List each line of the data that holds the string "avec", please.

----

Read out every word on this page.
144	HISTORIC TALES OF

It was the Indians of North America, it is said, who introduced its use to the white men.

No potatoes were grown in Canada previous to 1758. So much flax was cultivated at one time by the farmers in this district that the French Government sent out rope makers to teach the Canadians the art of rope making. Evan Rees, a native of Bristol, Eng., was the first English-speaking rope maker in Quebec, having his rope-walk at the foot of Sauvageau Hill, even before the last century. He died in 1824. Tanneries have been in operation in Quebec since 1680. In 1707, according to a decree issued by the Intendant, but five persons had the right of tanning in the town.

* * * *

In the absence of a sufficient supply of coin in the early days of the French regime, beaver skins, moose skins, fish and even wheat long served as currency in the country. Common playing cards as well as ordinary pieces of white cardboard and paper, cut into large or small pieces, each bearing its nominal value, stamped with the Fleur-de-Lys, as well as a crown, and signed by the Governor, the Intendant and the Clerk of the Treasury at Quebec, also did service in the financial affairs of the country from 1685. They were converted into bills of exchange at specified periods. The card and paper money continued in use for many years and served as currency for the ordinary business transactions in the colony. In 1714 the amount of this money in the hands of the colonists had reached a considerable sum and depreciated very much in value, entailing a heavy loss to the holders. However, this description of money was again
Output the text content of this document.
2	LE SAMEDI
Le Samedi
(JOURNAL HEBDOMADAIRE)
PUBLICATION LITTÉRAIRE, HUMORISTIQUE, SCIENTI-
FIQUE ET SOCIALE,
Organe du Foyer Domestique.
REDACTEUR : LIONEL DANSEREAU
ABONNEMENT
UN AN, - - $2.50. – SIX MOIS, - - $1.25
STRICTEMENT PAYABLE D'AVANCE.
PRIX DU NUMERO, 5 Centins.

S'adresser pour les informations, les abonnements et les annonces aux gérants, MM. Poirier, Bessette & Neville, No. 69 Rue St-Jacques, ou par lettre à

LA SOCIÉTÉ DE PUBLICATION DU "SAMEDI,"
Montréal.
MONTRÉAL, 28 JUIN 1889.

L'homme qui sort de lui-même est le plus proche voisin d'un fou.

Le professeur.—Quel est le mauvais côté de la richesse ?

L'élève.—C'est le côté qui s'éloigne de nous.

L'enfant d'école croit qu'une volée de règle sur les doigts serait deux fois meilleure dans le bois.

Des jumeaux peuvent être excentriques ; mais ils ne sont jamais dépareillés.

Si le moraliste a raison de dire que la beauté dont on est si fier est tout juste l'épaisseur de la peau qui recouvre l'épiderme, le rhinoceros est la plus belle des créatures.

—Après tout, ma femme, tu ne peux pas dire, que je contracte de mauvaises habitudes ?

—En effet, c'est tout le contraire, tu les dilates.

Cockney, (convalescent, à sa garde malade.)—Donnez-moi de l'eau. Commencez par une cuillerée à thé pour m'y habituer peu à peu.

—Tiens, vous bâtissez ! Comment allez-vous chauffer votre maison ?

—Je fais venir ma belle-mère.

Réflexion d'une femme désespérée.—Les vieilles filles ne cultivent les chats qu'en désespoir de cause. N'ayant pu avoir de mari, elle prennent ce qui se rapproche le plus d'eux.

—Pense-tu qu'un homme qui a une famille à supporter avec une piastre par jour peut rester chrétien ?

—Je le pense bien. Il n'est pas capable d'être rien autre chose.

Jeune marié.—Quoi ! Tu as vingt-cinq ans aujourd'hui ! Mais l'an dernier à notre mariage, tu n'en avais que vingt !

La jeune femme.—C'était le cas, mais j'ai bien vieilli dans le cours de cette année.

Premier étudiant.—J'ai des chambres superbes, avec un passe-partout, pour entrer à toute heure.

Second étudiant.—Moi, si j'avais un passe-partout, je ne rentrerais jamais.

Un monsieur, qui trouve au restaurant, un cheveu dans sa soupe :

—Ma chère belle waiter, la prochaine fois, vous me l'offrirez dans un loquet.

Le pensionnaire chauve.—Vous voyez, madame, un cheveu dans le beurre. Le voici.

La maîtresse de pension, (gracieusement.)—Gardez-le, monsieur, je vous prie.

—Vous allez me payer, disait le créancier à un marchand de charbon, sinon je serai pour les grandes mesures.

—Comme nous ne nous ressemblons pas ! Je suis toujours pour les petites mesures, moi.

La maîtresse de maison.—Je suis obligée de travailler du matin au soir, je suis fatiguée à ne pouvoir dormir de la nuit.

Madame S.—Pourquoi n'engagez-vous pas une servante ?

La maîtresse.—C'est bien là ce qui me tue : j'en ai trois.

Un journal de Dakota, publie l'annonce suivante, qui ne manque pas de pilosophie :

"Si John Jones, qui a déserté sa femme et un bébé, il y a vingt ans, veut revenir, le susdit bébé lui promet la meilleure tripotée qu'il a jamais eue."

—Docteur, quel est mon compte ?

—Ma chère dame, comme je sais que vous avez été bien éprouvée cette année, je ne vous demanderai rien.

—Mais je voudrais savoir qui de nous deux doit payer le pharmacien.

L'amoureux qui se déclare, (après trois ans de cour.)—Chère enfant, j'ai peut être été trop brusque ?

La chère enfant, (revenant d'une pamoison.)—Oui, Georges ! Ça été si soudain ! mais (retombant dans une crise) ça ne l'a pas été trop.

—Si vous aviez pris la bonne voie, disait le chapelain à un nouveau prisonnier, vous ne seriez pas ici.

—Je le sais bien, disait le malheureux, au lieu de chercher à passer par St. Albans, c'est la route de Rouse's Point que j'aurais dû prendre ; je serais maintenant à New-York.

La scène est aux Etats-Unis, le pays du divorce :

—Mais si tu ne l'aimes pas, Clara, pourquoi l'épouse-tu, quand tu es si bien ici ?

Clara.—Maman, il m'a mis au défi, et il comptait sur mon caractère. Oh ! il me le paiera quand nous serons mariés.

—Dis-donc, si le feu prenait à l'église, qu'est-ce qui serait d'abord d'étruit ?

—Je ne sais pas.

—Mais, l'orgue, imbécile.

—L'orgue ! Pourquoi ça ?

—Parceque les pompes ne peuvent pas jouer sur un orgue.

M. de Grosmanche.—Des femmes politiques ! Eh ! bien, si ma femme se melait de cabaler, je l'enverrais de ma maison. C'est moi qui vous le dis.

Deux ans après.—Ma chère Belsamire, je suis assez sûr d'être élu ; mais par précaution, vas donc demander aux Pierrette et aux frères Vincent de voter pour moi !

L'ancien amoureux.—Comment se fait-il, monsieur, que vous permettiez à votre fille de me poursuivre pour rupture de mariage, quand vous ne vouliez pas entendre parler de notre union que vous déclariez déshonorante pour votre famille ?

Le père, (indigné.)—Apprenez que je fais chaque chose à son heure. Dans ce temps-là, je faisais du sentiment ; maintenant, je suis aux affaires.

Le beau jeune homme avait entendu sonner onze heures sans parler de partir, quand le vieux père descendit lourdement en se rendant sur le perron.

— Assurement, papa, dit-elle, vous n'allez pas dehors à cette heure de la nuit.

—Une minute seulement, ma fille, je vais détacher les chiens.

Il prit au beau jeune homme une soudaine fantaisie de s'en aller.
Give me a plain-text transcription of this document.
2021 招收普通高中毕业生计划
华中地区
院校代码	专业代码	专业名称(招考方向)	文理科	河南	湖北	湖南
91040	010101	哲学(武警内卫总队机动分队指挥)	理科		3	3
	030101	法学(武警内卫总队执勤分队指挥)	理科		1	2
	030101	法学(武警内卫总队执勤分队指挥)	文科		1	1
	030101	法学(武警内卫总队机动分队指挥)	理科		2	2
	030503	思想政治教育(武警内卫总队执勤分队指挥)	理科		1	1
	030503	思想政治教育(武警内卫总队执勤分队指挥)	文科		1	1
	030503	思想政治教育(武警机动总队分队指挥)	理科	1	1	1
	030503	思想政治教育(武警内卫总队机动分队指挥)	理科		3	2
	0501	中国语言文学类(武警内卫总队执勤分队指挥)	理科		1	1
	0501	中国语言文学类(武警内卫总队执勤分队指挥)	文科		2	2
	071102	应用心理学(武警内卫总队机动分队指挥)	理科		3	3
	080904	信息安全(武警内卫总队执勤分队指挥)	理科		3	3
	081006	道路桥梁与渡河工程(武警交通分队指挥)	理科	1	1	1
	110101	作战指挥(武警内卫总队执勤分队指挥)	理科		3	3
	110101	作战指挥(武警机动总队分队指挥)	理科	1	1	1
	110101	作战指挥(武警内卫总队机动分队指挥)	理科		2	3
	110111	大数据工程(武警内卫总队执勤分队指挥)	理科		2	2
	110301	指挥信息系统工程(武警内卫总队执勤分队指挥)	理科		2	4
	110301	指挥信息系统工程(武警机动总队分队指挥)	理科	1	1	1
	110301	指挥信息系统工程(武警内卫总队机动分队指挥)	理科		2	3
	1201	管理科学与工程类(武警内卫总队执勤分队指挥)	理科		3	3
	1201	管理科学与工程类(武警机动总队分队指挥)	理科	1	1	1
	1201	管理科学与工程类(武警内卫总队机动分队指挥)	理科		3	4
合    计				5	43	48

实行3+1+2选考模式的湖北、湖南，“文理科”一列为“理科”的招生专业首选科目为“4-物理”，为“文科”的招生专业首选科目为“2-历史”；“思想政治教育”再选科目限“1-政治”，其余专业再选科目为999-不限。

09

----

■ **CORRECT ANSWER**:
—Pense-tu qu'un homme qui a une famille à supporter avec une piastre par jour peut rester chrétien ?
Premier étudiant.—J'ai des chambres superbes, avec un passe-partout, pour entrer à toute heure.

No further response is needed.